→ WRITTEN TASK
Exact repetition of every entry is required.

→ DATA FOR PROCESSING

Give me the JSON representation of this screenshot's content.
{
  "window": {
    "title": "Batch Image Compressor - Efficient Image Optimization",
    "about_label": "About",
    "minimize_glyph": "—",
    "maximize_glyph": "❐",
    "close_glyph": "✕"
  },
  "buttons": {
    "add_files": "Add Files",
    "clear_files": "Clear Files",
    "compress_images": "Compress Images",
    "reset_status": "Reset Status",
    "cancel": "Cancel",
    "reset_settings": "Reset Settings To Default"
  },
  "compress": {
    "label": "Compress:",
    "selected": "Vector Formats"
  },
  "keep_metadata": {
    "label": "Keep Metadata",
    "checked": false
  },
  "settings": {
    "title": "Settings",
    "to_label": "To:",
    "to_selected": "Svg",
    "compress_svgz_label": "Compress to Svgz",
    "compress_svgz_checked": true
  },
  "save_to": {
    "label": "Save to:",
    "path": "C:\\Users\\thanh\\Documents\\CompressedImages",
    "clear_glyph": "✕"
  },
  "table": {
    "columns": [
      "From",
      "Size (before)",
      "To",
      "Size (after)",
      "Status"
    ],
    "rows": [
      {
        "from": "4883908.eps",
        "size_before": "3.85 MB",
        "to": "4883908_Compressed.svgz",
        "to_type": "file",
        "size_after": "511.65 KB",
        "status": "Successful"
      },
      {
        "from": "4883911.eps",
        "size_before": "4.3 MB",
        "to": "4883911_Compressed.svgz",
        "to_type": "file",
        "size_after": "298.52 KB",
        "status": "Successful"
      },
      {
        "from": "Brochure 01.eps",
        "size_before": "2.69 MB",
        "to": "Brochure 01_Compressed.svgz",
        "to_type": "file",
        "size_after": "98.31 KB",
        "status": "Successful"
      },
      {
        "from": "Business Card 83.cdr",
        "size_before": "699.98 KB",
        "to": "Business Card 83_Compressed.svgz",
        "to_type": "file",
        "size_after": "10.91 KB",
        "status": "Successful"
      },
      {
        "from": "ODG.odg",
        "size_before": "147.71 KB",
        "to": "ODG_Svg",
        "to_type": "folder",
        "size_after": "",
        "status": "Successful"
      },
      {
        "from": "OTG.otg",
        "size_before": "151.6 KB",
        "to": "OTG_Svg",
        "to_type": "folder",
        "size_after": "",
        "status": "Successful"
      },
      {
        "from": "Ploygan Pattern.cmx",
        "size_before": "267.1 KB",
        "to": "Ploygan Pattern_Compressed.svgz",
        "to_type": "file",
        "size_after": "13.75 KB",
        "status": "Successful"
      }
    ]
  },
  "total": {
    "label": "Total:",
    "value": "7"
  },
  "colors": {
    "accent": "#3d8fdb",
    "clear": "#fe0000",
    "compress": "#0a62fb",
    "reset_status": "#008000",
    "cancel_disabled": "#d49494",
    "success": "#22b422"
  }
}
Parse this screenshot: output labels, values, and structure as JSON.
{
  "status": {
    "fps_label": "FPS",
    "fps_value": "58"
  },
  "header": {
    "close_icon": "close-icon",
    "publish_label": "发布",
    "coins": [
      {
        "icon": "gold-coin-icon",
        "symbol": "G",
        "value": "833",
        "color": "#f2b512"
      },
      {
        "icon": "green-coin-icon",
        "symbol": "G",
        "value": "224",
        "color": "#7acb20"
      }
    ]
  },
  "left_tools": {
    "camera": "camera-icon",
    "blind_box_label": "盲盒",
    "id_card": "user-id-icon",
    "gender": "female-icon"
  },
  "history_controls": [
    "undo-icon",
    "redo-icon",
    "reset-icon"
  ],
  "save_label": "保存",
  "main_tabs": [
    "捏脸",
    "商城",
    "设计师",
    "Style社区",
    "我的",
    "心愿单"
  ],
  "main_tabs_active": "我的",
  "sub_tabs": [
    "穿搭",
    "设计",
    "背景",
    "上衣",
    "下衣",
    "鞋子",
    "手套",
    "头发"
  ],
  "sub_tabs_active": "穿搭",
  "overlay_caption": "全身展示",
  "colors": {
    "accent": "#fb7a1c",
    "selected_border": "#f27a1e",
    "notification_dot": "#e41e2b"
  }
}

→ FULL SOLUTION
Give me the JSON representation of this screenshot's content.
{
  "window": {
    "title": "Batch Image Compressor - Efficient Image Optimization",
    "about_label": "About",
    "minimize_glyph": "—",
    "maximize_glyph": "❐",
    "close_glyph": "✕"
  },
  "buttons": {
    "add_files": "Add Files",
    "clear_files": "Clear Files",
    "compress_images": "Compress Images",
    "reset_status": "Reset Status",
    "cancel": "Cancel",
    "reset_settings": "Reset Settings To Default"
  },
  "compress": {
    "label": "Compress:",
    "selected": "Vector Formats"
  },
  "keep_metadata": {
    "label": "Keep Metadata",
    "checked": false
  },
  "settings": {
    "title": "Settings",
    "to_label": "To:",
    "to_selected": "Svg",
    "compress_svgz_label": "Compress to Svgz",
    "compress_svgz_checked": true
  },
  "save_to": {
    "label": "Save to:",
    "path": "C:\\Users\\thanh\\Documents\\CompressedImages",
    "clear_glyph": "✕"
  },
  "table": {
    "columns": [
      "From",
      "Size (before)",
      "To",
      "Size (after)",
      "Status"
    ],
    "rows": [
      {
        "from": "4883908.eps",
        "size_before": "3.85 MB",
        "to": "4883908_Compressed.svgz",
        "to_type": "file",
        "size_after": "511.65 KB",
        "status": "Successful"
      },
      {
        "from": "4883911.eps",
        "size_before": "4.3 MB",
        "to": "4883911_Compressed.svgz",
        "to_type": "file",
        "size_after": "298.52 KB",
        "status": "Successful"
      },
      {
        "from": "Brochure 01.eps",
        "size_before": "2.69 MB",
        "to": "Brochure 01_Compressed.svgz",
        "to_type": "file",
        "size_after": "98.31 KB",
        "status": "Successful"
      },
      {
        "from": "Business Card 83.cdr",
        "size_before": "699.98 KB",
        "to": "Business Card 83_Compressed.svgz",
        "to_type": "file",
        "size_after": "10.91 KB",
        "status": "Successful"
      },
      {
        "from": "ODG.odg",
        "size_before": "147.71 KB",
        "to": "ODG_Svg",
        "to_type": "folder",
        "size_after": "",
        "status": "Successful"
      },
      {
        "from": "OTG.otg",
        "size_before": "151.6 KB",
        "to": "OTG_Svg",
        "to_type": "folder",
        "size_after": "",
        "status": "Successful"
      },
      {
        "from": "Ploygan Pattern.cmx",
        "size_before": "267.1 KB",
        "to": "Ploygan Pattern_Compressed.svgz",
        "to_type": "file",
        "size_after": "13.75 KB",
        "status": "Successful"
      }
    ]
  },
  "total": {
    "label": "Total:",
    "value": "7"
  },
  "colors": {
    "accent": "#3d8fdb",
    "clear": "#fe0000",
    "compress": "#0a62fb",
    "reset_status": "#008000",
    "cancel_disabled": "#d49494",
    "success": "#22b422"
  }
}
Parse this screenshot: output labels, values, and structure as JSON.
{
  "status": {
    "fps_label": "FPS",
    "fps_value": "58"
  },
  "header": {
    "close_icon": "close-icon",
    "publish_label": "发布",
    "coins": [
      {
        "icon": "gold-coin-icon",
        "symbol": "G",
        "value": "833",
        "color": "#f2b512"
      },
      {
        "icon": "green-coin-icon",
        "symbol": "G",
        "value": "224",
        "color": "#7acb20"
      }
    ]
  },
  "left_tools": {
    "camera": "camera-icon",
    "blind_box_label": "盲盒",
    "id_card": "user-id-icon",
    "gender": "female-icon"
  },
  "history_controls": [
    "undo-icon",
    "redo-icon",
    "reset-icon"
  ],
  "save_label": "保存",
  "main_tabs": [
    "捏脸",
    "商城",
    "设计师",
    "Style社区",
    "我的",
    "心愿单"
  ],
  "main_tabs_active": "我的",
  "sub_tabs": [
    "穿搭",
    "设计",
    "背景",
    "上衣",
    "下衣",
    "鞋子",
    "手套",
    "头发"
  ],
  "sub_tabs_active": "穿搭",
  "overlay_caption": "全身展示",
  "colors": {
    "accent": "#fb7a1c",
    "selected_border": "#f27a1e",
    "notification_dot": "#e41e2b"
  }
}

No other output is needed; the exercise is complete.